Data for this task
════

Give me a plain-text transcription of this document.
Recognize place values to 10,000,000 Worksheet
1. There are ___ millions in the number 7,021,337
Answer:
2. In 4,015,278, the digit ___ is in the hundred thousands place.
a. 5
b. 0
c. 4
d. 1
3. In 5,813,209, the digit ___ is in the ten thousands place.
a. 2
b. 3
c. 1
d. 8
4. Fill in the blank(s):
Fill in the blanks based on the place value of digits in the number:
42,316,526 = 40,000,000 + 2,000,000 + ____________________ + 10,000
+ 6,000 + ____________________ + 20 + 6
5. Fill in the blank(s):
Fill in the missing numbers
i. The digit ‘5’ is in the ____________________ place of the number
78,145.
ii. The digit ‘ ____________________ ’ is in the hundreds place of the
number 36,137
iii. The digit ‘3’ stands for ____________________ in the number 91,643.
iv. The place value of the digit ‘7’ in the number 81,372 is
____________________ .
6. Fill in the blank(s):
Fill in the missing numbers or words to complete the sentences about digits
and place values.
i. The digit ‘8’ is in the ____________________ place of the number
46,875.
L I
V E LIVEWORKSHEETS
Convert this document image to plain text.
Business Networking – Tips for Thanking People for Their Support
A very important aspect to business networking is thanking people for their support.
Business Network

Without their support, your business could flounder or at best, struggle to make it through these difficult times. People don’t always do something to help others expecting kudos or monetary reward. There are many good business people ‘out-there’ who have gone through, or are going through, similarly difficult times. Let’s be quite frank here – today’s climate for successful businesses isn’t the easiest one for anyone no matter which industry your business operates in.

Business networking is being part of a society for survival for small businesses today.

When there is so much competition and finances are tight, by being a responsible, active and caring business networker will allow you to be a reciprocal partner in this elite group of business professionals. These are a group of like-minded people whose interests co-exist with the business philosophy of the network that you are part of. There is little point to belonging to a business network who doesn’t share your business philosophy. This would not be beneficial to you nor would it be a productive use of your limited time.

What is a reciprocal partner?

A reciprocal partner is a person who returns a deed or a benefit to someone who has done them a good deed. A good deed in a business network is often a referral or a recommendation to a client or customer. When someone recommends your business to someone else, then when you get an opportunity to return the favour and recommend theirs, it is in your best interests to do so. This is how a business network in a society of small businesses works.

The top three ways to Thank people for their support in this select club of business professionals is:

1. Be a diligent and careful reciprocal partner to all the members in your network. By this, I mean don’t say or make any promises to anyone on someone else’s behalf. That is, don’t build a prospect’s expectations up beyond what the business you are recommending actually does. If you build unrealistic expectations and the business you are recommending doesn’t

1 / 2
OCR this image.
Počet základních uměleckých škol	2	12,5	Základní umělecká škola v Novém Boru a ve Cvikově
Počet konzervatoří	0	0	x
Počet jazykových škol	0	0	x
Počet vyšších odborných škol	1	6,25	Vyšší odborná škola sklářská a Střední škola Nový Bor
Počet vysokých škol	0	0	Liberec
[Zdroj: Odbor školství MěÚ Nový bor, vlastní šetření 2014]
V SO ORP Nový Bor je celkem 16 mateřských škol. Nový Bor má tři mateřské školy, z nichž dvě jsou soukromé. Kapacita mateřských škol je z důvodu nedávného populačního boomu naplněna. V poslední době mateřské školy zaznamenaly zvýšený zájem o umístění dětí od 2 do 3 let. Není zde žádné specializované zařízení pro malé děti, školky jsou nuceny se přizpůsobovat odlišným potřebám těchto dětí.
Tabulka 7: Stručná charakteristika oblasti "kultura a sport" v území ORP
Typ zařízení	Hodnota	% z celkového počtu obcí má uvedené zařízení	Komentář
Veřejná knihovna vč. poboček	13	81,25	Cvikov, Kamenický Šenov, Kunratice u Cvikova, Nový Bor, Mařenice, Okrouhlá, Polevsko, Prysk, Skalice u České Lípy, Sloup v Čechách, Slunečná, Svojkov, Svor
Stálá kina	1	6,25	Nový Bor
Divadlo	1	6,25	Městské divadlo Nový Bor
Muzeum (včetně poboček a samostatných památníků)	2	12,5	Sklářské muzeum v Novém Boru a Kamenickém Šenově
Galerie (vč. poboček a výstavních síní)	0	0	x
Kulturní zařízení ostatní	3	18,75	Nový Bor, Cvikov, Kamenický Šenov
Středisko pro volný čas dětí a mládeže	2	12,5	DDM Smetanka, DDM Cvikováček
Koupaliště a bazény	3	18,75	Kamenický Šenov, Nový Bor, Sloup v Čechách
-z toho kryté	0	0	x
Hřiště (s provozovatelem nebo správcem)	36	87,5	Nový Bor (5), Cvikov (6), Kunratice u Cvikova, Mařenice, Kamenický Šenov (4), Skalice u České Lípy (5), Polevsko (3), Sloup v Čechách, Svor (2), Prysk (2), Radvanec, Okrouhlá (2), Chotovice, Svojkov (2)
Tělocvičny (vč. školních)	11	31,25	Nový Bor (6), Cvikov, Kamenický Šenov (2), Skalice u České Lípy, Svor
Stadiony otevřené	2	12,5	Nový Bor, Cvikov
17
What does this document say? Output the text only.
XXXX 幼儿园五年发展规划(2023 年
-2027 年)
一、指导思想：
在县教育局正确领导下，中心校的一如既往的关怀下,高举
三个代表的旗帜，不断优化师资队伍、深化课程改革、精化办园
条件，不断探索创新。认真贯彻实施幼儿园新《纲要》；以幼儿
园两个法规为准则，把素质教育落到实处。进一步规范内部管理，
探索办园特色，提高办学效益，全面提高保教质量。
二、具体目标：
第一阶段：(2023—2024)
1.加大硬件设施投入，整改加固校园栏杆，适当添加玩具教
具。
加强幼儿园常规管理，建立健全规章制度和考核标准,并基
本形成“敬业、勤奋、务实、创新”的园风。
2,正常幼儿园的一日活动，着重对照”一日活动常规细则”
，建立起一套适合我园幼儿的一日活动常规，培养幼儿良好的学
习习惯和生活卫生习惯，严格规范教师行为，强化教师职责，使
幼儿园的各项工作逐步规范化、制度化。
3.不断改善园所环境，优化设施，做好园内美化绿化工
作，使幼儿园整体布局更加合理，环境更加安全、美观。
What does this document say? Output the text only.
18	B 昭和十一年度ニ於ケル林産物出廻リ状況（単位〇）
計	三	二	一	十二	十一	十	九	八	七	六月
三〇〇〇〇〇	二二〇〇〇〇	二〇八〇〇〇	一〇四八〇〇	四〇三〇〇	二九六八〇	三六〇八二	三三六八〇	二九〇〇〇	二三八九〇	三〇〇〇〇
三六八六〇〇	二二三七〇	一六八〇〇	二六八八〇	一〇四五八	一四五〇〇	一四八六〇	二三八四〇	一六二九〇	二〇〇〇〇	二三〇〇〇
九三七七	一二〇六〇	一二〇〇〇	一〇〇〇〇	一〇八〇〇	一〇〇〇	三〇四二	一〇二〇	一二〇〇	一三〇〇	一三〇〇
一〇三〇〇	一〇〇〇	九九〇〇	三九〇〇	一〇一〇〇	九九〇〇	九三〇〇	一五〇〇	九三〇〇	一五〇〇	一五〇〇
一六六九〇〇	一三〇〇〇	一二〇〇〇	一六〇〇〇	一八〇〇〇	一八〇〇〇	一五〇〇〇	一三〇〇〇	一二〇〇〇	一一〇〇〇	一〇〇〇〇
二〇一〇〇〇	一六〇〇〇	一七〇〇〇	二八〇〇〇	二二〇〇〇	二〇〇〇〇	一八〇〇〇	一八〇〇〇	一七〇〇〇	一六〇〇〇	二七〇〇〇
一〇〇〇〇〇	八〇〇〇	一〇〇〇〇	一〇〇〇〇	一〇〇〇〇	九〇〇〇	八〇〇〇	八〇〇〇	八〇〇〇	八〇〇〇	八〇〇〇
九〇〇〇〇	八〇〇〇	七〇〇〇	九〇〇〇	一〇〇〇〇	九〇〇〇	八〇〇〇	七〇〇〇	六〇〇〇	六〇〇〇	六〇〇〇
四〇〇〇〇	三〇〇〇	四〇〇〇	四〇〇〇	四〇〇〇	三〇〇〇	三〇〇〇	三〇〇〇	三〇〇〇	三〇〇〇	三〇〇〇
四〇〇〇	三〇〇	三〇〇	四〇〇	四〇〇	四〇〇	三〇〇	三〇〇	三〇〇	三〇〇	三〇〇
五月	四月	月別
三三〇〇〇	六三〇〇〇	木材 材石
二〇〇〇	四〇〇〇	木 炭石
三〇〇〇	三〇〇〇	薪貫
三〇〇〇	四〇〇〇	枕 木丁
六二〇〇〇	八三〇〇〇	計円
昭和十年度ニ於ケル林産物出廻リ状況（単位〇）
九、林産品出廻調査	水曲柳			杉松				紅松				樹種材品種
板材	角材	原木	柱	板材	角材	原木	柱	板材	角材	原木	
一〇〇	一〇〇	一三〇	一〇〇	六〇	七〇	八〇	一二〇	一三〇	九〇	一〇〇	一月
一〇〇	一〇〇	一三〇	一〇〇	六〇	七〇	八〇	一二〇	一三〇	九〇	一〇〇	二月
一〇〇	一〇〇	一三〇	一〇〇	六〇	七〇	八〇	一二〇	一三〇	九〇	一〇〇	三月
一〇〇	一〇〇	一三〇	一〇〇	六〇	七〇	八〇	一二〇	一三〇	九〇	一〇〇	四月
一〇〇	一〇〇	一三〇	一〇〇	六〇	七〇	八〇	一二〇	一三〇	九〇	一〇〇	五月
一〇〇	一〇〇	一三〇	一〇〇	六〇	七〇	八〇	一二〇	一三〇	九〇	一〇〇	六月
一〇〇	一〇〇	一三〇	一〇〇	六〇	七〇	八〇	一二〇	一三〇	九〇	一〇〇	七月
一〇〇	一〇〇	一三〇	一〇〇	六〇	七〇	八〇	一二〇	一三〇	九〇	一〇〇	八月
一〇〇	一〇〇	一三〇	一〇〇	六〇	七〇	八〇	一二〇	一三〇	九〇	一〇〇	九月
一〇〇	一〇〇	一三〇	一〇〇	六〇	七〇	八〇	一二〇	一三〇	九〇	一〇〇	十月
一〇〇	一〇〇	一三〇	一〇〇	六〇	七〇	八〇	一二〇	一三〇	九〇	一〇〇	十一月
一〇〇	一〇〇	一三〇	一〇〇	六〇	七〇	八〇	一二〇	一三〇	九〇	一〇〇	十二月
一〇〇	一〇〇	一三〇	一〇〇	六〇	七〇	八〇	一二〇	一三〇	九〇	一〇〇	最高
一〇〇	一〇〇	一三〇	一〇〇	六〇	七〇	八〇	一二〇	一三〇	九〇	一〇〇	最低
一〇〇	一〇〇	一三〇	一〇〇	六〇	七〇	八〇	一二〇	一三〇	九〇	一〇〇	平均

════

Task description
Single out each line of the records above with the string "škola" in it, and copy it.

The answer
Počet základních uměleckých škol	2	12,5	Základní umělecká škola v Novém Boru a ve Cvikově
Počet vyšších odborných škol	1	6,25	Vyšší odborná škola sklářská a Střední škola Nový Bor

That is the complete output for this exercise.